PROVIDED ENTRIES -
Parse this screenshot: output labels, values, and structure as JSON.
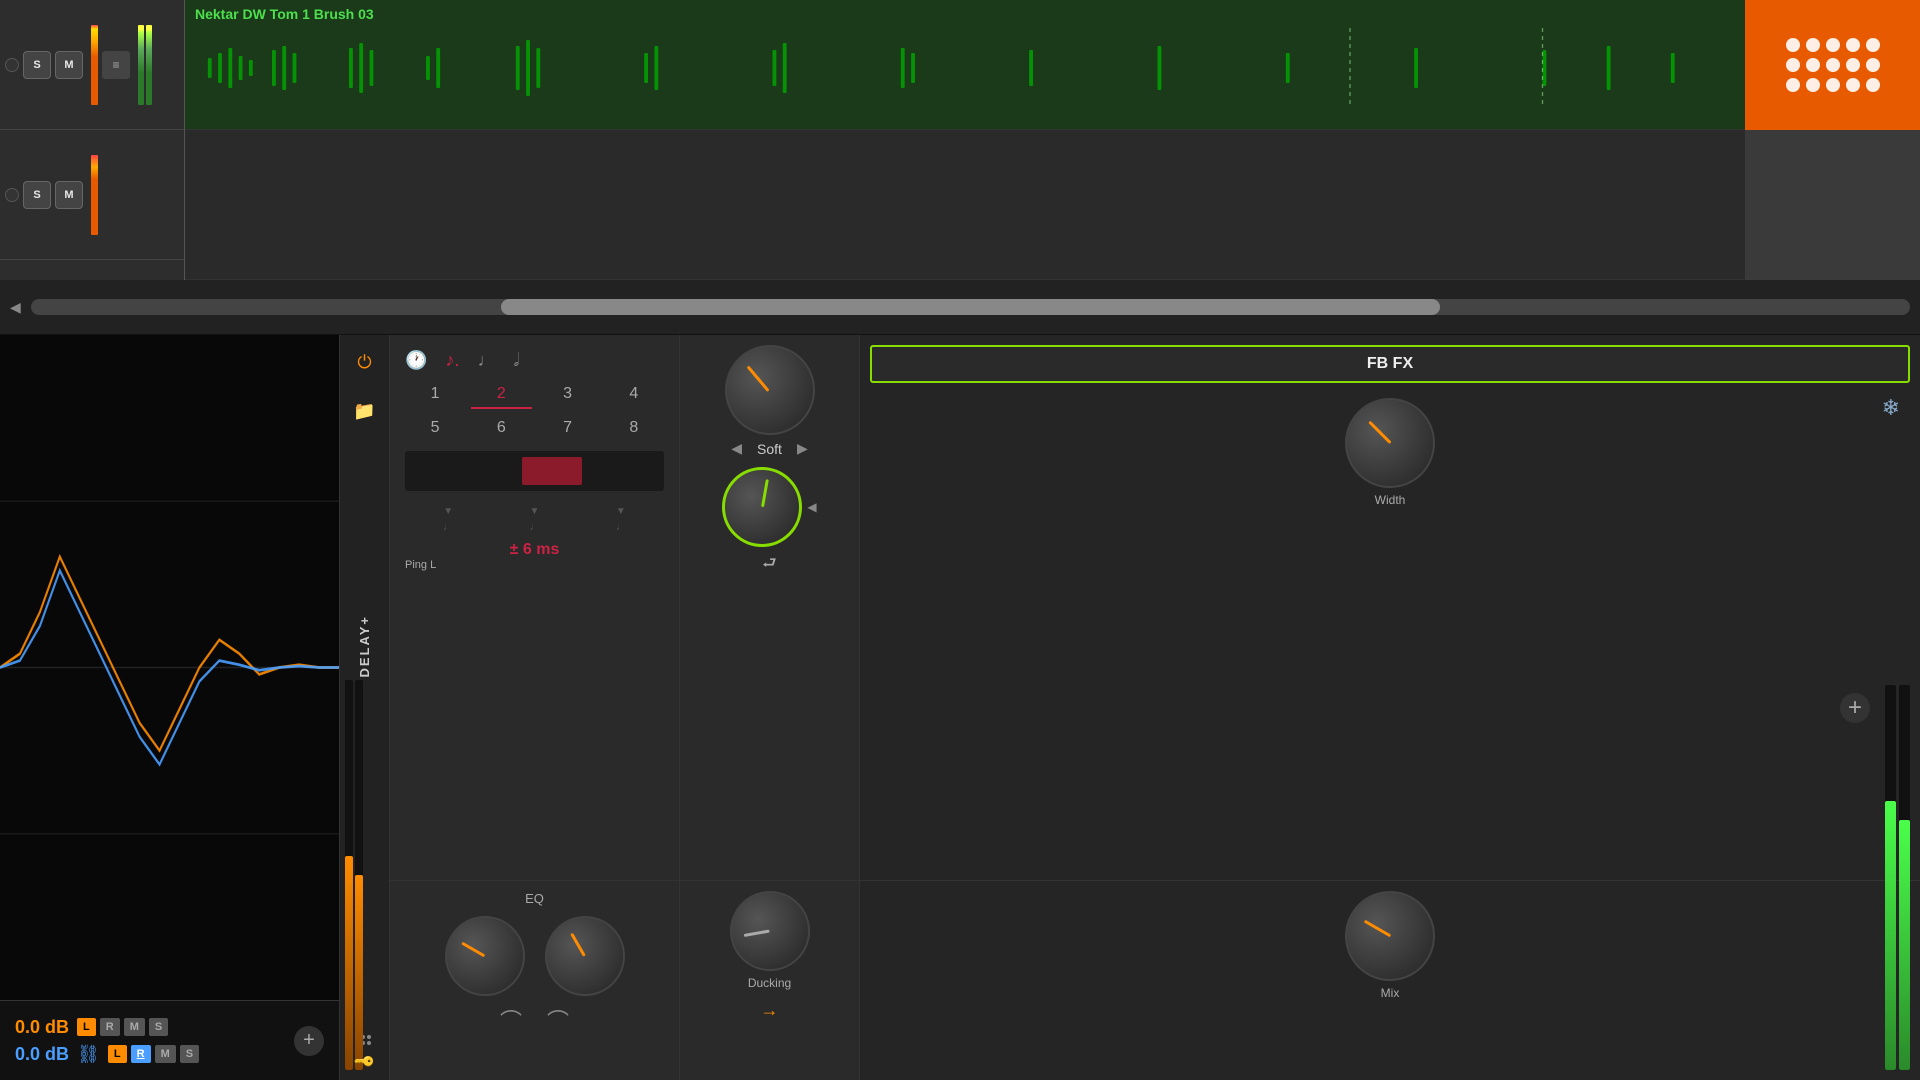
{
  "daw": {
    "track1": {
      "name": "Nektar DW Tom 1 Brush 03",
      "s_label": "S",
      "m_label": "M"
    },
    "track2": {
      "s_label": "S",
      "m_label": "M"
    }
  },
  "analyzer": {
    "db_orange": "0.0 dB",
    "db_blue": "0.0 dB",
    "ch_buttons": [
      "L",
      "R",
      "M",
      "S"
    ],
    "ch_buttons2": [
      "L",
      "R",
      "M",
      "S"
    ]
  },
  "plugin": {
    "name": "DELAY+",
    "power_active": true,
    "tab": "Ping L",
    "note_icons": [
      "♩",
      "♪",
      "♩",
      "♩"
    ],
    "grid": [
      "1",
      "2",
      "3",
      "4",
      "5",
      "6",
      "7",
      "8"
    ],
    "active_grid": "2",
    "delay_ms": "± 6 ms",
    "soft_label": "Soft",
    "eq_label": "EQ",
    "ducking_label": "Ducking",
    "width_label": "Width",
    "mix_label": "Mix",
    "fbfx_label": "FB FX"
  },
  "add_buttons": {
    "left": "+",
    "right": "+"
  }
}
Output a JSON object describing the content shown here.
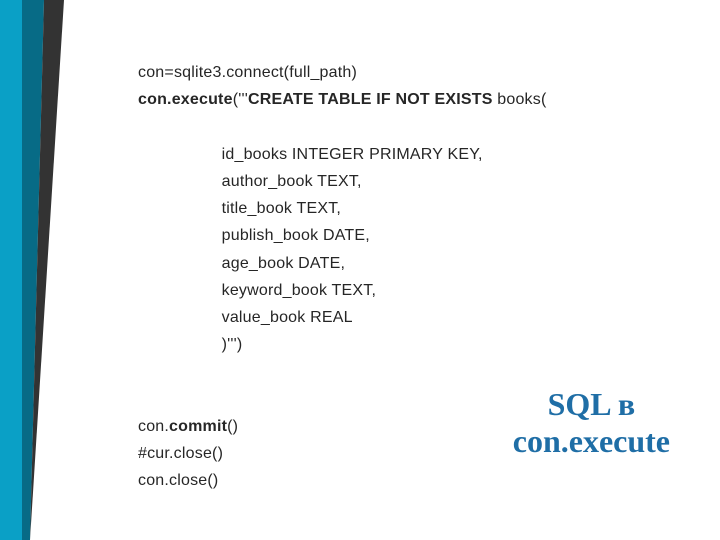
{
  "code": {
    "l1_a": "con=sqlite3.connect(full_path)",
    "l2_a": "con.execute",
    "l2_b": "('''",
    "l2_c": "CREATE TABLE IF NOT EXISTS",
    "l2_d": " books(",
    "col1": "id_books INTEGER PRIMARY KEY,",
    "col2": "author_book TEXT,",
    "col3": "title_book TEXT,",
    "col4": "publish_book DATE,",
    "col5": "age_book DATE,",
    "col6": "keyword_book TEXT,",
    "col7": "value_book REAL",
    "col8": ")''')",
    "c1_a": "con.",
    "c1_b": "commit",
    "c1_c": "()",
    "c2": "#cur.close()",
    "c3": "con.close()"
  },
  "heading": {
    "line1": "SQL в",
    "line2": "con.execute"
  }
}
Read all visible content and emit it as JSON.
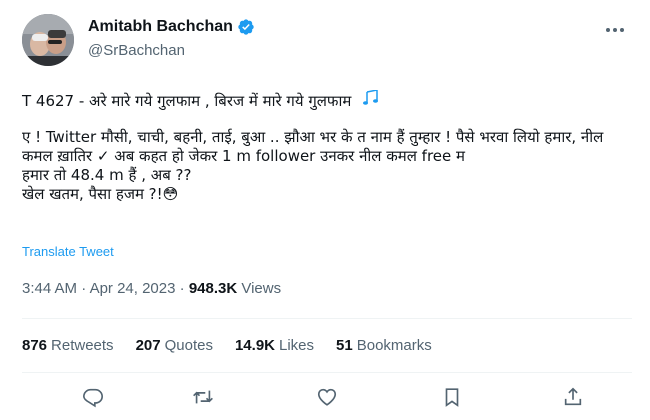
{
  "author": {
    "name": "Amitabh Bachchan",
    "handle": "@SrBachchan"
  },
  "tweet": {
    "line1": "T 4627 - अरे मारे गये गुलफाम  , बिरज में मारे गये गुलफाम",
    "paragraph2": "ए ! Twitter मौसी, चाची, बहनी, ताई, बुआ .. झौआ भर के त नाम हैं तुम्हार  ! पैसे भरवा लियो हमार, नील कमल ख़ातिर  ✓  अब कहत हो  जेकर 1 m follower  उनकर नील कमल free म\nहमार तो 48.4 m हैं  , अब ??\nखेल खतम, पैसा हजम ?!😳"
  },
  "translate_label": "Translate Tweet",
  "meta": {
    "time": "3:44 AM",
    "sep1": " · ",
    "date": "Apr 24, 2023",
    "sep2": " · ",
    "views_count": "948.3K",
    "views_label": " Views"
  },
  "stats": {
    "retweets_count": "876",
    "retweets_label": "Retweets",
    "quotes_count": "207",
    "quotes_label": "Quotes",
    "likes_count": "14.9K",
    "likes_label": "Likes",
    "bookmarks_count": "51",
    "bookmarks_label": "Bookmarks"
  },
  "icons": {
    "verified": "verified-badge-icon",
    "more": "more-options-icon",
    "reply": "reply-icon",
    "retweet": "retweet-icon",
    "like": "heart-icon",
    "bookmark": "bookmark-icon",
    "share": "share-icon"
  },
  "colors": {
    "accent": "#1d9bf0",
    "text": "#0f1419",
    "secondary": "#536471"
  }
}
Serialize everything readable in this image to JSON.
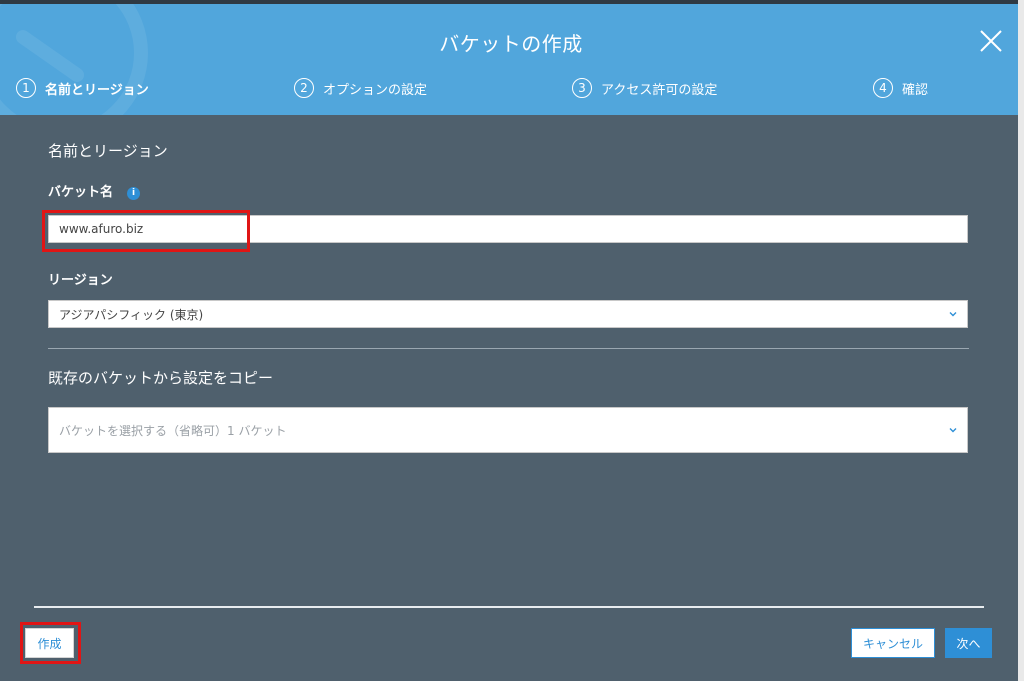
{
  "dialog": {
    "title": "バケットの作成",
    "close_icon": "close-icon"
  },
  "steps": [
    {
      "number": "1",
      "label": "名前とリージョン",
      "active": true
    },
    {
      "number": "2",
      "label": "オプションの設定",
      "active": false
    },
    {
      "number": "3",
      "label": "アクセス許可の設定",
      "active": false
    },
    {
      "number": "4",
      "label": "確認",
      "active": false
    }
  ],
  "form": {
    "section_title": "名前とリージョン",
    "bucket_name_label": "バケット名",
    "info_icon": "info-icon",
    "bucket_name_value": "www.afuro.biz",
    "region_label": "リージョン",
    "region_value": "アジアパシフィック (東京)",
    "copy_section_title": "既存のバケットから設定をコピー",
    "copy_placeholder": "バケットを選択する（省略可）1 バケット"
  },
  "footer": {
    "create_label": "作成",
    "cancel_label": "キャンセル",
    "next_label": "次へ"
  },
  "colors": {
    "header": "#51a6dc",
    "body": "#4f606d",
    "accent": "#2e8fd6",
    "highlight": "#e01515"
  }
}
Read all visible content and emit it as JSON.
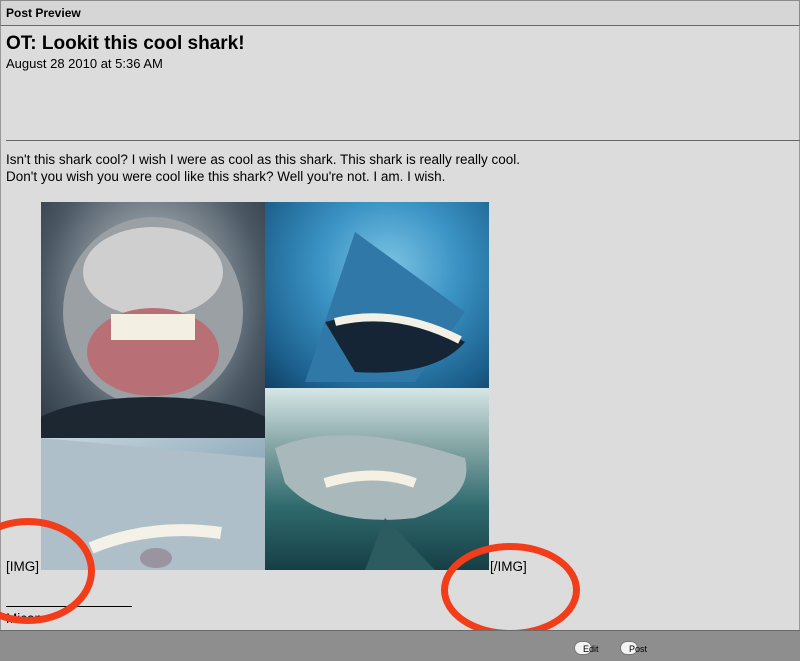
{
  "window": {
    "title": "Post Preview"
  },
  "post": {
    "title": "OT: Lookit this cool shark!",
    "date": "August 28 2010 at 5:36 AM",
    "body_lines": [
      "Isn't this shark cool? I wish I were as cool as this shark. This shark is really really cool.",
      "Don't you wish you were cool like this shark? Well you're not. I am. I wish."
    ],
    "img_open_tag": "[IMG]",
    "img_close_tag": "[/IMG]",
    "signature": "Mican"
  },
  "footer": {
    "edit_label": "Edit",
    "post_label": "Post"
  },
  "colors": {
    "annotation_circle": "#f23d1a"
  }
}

TASK PROMPT - Quote the material exactly. Pictures stay out.

TASK RESULT -
Parse this screenshot: output labels, values, and structure as JSON.
{
  "daw": {
    "track1": {
      "name": "Nektar DW Tom 1 Brush 03",
      "s_label": "S",
      "m_label": "M"
    },
    "track2": {
      "s_label": "S",
      "m_label": "M"
    }
  },
  "analyzer": {
    "db_orange": "0.0 dB",
    "db_blue": "0.0 dB",
    "ch_buttons": [
      "L",
      "R",
      "M",
      "S"
    ],
    "ch_buttons2": [
      "L",
      "R",
      "M",
      "S"
    ]
  },
  "plugin": {
    "name": "DELAY+",
    "power_active": true,
    "tab": "Ping L",
    "note_icons": [
      "♩",
      "♪",
      "♩",
      "♩"
    ],
    "grid": [
      "1",
      "2",
      "3",
      "4",
      "5",
      "6",
      "7",
      "8"
    ],
    "active_grid": "2",
    "delay_ms": "± 6 ms",
    "soft_label": "Soft",
    "eq_label": "EQ",
    "ducking_label": "Ducking",
    "width_label": "Width",
    "mix_label": "Mix",
    "fbfx_label": "FB FX"
  },
  "add_buttons": {
    "left": "+",
    "right": "+"
  }
}
Output a JSON object describing the content shown here.
{
  "code": {
    "l1_a": "con=sqlite3.connect(full_path)",
    "l2_a": "con.execute",
    "l2_b": "('''",
    "l2_c": "CREATE TABLE IF NOT EXISTS",
    "l2_d": " books(",
    "col1": "id_books INTEGER PRIMARY KEY,",
    "col2": "author_book TEXT,",
    "col3": "title_book TEXT,",
    "col4": "publish_book DATE,",
    "col5": "age_book DATE,",
    "col6": "keyword_book TEXT,",
    "col7": "value_book REAL",
    "col8": ")''')",
    "c1_a": "con.",
    "c1_b": "commit",
    "c1_c": "()",
    "c2": "#cur.close()",
    "c3": "con.close()"
  },
  "heading": {
    "line1": "SQL в",
    "line2": "con.execute"
  }
}
Read all visible content and emit it as JSON.
{
  "author": {
    "name": "Amitabh Bachchan",
    "handle": "@SrBachchan"
  },
  "tweet": {
    "line1": "T 4627 - अरे मारे गये गुलफाम  , बिरज में मारे गये गुलफाम",
    "paragraph2": "ए ! Twitter मौसी, चाची, बहनी, ताई, बुआ .. झौआ भर के त नाम हैं तुम्हार  ! पैसे भरवा लियो हमार, नील कमल ख़ातिर  ✓  अब कहत हो  जेकर 1 m follower  उनकर नील कमल free म\nहमार तो 48.4 m हैं  , अब ??\nखेल खतम, पैसा हजम ?!😳"
  },
  "translate_label": "Translate Tweet",
  "meta": {
    "time": "3:44 AM",
    "sep1": " · ",
    "date": "Apr 24, 2023",
    "sep2": " · ",
    "views_count": "948.3K",
    "views_label": " Views"
  },
  "stats": {
    "retweets_count": "876",
    "retweets_label": "Retweets",
    "quotes_count": "207",
    "quotes_label": "Quotes",
    "likes_count": "14.9K",
    "likes_label": "Likes",
    "bookmarks_count": "51",
    "bookmarks_label": "Bookmarks"
  },
  "icons": {
    "verified": "verified-badge-icon",
    "more": "more-options-icon",
    "reply": "reply-icon",
    "retweet": "retweet-icon",
    "like": "heart-icon",
    "bookmark": "bookmark-icon",
    "share": "share-icon"
  },
  "colors": {
    "accent": "#1d9bf0",
    "text": "#0f1419",
    "secondary": "#536471"
  }
}
Serialize everything readable in this image to JSON.
{
  "dialog": {
    "title": "バケットの作成",
    "close_icon": "close-icon"
  },
  "steps": [
    {
      "number": "1",
      "label": "名前とリージョン",
      "active": true
    },
    {
      "number": "2",
      "label": "オプションの設定",
      "active": false
    },
    {
      "number": "3",
      "label": "アクセス許可の設定",
      "active": false
    },
    {
      "number": "4",
      "label": "確認",
      "active": false
    }
  ],
  "form": {
    "section_title": "名前とリージョン",
    "bucket_name_label": "バケット名",
    "info_icon": "info-icon",
    "bucket_name_value": "www.afuro.biz",
    "region_label": "リージョン",
    "region_value": "アジアパシフィック (東京)",
    "copy_section_title": "既存のバケットから設定をコピー",
    "copy_placeholder": "バケットを選択する（省略可）1 バケット"
  },
  "footer": {
    "create_label": "作成",
    "cancel_label": "キャンセル",
    "next_label": "次へ"
  },
  "colors": {
    "header": "#51a6dc",
    "body": "#4f606d",
    "accent": "#2e8fd6",
    "highlight": "#e01515"
  }
}
Read all visible content and emit it as JSON.
{
  "window": {
    "title": "Post Preview"
  },
  "post": {
    "title": "OT: Lookit this cool shark!",
    "date": "August 28 2010 at 5:36 AM",
    "body_lines": [
      "Isn't this shark cool? I wish I were as cool as this shark. This shark is really really cool.",
      "Don't you wish you were cool like this shark? Well you're not. I am. I wish."
    ],
    "img_open_tag": "[IMG]",
    "img_close_tag": "[/IMG]",
    "signature": "Mican"
  },
  "footer": {
    "edit_label": "Edit",
    "post_label": "Post"
  },
  "colors": {
    "annotation_circle": "#f23d1a"
  }
}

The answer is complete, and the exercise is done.